◆ **GIVEN PROBLEM**: Output all of the entries below precisely as written.

◆ **RECORDS**:
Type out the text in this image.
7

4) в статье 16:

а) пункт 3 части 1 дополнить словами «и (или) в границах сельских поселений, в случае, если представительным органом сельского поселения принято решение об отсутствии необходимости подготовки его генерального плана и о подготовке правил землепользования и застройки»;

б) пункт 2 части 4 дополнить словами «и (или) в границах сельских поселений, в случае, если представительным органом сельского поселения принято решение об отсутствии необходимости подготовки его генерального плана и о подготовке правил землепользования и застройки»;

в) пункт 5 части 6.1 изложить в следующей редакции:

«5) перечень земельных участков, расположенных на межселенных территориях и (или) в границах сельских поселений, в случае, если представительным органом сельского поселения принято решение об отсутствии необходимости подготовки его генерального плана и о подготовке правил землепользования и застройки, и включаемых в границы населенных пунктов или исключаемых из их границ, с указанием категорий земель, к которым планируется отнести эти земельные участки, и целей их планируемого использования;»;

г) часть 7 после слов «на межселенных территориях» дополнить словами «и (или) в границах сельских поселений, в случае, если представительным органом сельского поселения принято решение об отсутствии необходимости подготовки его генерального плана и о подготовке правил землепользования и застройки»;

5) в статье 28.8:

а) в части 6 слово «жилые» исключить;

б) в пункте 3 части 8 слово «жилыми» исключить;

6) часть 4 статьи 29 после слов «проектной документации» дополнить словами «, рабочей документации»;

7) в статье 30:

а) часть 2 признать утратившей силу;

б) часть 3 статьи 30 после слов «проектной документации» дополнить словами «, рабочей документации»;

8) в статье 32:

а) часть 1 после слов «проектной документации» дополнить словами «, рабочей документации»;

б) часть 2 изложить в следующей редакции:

◆ **RESPONSE TO THIS EXERCISE**:
Type out the text in this image.
7

4) в статье 16:

а) пункт 3 части 1 дополнить словами «и (или) в границах сельских поселений, в случае, если представительным органом сельского поселения принято решение об отсутствии необходимости подготовки его генерального плана и о подготовке правил землепользования и застройки»;

б) пункт 2 части 4 дополнить словами «и (или) в границах сельских поселений, в случае, если представительным органом сельского поселения принято решение об отсутствии необходимости подготовки его генерального плана и о подготовке правил землепользования и застройки»;

в) пункт 5 части 6.1 изложить в следующей редакции:

«5) перечень земельных участков, расположенных на межселенных территориях и (или) в границах сельских поселений, в случае, если представительным органом сельского поселения принято решение об отсутствии необходимости подготовки его генерального плана и о подготовке правил землепользования и застройки, и включаемых в границы населенных пунктов или исключаемых из их границ, с указанием категорий земель, к которым планируется отнести эти земельные участки, и целей их планируемого использования;»;

г) часть 7 после слов «на межселенных территориях» дополнить словами «и (или) в границах сельских поселений, в случае, если представительным органом сельского поселения принято решение об отсутствии необходимости подготовки его генерального плана и о подготовке правил землепользования и застройки»;

5) в статье 28.8:

а) в части 6 слово «жилые» исключить;

б) в пункте 3 части 8 слово «жилыми» исключить;

6) часть 4 статьи 29 после слов «проектной документации» дополнить словами «, рабочей документации»;

7) в статье 30:

а) часть 2 признать утратившей силу;

б) часть 3 статьи 30 после слов «проектной документации» дополнить словами «, рабочей документации»;

8) в статье 32:

а) часть 1 после слов «проектной документации» дополнить словами «, рабочей документации»;

б) часть 2 изложить в следующей редакции:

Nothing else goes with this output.